_What is required_:
Please copy the rows from the beginning through the line containing "stop-icon[interactable]: ■ <box>466", swapping every "watch-row" for "watch-entry" and leaving all else unchanged.

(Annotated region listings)
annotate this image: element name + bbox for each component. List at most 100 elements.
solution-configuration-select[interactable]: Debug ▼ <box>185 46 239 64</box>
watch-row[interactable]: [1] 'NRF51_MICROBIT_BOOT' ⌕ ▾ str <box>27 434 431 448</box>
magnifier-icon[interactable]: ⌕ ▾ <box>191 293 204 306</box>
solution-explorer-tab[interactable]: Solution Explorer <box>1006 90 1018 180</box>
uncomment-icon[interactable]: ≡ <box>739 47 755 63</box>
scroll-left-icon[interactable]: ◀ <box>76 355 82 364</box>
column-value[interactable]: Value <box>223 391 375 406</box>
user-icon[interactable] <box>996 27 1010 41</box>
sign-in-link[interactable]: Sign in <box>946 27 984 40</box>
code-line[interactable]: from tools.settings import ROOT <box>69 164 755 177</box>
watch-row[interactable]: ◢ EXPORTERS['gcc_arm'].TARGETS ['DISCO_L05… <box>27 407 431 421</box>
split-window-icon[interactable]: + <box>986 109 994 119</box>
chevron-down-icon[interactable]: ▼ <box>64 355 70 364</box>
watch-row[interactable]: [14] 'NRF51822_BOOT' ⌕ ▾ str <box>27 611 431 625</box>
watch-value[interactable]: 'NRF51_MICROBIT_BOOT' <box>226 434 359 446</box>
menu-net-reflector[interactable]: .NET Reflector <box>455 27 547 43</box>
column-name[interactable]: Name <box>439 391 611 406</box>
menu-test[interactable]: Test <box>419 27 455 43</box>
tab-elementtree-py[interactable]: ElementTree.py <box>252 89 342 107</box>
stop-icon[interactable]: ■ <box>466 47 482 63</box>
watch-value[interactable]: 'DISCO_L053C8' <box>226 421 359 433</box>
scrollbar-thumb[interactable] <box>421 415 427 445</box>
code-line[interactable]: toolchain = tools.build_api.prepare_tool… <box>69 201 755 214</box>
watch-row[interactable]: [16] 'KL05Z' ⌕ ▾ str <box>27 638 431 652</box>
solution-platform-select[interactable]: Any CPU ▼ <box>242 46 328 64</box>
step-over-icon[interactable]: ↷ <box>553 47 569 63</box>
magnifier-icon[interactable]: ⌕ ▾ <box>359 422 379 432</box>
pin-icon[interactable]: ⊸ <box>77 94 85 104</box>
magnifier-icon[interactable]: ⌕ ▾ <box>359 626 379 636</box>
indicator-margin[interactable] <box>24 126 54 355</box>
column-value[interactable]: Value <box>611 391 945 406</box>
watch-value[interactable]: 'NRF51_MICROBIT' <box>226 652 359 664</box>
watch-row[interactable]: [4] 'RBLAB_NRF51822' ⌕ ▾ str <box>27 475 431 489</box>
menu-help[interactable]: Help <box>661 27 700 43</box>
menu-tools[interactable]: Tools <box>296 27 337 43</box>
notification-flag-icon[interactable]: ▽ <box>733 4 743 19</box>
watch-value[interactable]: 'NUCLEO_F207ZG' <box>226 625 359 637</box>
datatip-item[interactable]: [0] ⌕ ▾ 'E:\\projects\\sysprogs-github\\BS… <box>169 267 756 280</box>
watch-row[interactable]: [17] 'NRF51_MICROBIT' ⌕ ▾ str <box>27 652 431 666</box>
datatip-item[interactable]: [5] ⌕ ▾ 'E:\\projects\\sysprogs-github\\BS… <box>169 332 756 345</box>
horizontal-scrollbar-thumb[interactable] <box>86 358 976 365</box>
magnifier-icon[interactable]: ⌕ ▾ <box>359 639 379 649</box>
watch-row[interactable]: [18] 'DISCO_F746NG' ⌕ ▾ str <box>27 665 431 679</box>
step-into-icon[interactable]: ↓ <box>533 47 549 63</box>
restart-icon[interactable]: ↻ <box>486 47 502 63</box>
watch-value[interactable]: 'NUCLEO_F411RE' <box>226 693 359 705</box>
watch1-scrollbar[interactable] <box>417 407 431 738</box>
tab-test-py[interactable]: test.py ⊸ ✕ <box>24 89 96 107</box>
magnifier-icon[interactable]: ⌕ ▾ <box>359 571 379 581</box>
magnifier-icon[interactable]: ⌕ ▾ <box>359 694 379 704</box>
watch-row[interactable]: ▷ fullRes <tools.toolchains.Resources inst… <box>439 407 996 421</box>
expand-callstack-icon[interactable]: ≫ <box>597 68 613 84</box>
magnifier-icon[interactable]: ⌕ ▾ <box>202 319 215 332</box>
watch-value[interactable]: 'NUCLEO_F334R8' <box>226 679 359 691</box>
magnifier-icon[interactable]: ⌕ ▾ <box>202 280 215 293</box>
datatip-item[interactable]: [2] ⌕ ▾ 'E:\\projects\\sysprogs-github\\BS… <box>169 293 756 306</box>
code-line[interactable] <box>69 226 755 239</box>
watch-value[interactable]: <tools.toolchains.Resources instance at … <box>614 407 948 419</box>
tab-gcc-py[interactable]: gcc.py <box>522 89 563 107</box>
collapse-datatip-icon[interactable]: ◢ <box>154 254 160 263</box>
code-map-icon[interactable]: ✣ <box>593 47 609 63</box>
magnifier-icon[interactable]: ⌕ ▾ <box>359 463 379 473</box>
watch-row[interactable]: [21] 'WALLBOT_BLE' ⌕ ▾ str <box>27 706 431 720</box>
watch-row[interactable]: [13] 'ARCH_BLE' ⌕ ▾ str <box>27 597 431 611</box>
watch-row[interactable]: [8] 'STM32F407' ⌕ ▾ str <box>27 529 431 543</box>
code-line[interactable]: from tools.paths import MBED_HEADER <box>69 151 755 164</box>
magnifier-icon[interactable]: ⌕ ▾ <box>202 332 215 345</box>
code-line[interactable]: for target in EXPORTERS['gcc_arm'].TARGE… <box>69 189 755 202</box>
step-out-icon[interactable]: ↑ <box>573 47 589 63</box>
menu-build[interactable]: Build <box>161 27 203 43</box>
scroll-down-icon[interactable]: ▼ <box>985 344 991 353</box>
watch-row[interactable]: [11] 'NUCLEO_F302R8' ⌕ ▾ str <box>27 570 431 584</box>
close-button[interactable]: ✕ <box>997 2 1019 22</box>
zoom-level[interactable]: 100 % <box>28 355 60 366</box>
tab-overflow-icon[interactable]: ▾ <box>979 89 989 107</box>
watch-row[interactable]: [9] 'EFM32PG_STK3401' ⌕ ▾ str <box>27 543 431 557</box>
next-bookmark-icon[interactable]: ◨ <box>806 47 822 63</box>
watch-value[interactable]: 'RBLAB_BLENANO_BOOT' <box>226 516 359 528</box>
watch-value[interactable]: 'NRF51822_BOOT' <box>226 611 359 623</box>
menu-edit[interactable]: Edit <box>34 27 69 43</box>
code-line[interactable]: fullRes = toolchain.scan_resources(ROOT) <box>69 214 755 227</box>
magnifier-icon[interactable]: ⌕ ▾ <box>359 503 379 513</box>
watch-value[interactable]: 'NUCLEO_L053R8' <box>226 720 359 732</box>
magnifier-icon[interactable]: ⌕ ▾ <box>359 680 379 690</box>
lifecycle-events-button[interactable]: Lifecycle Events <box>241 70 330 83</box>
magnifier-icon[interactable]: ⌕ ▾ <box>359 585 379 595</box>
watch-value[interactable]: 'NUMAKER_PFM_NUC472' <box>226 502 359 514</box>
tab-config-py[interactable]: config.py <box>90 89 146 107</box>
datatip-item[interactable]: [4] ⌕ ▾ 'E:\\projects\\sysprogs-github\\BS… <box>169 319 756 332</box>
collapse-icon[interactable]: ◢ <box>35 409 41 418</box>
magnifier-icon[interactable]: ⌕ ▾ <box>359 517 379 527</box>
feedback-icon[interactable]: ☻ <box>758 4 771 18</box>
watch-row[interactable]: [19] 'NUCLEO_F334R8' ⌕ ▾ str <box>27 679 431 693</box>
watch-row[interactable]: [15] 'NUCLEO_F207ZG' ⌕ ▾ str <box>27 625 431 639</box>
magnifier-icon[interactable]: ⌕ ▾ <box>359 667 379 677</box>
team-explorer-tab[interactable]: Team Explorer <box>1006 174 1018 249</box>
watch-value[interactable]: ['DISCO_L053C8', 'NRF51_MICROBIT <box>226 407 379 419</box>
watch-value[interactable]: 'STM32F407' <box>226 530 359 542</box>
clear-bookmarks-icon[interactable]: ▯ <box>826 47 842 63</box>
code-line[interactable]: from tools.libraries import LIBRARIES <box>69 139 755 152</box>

_The solution_:
annotate this image: element name + bbox for each component. List at most 100 elements.
solution-configuration-select[interactable]: Debug ▼ <box>185 46 239 64</box>
watch-entry[interactable]: [1] 'NRF51_MICROBIT_BOOT' ⌕ ▾ str <box>27 434 431 448</box>
magnifier-icon[interactable]: ⌕ ▾ <box>191 293 204 306</box>
solution-explorer-tab[interactable]: Solution Explorer <box>1006 90 1018 180</box>
uncomment-icon[interactable]: ≡ <box>739 47 755 63</box>
scroll-left-icon[interactable]: ◀ <box>76 355 82 364</box>
column-value[interactable]: Value <box>223 391 375 406</box>
user-icon[interactable] <box>996 27 1010 41</box>
sign-in-link[interactable]: Sign in <box>946 27 984 40</box>
code-line[interactable]: from tools.settings import ROOT <box>69 164 755 177</box>
watch-entry[interactable]: ◢ EXPORTERS['gcc_arm'].TARGETS ['DISCO_L05… <box>27 407 431 421</box>
split-window-icon[interactable]: + <box>986 109 994 119</box>
chevron-down-icon[interactable]: ▼ <box>64 355 70 364</box>
watch-entry[interactable]: [14] 'NRF51822_BOOT' ⌕ ▾ str <box>27 611 431 625</box>
watch-value[interactable]: 'NRF51_MICROBIT_BOOT' <box>226 434 359 446</box>
menu-net-reflector[interactable]: .NET Reflector <box>455 27 547 43</box>
column-name[interactable]: Name <box>439 391 611 406</box>
menu-test[interactable]: Test <box>419 27 455 43</box>
tab-elementtree-py[interactable]: ElementTree.py <box>252 89 342 107</box>
stop-icon[interactable]: ■ <box>466 47 482 63</box>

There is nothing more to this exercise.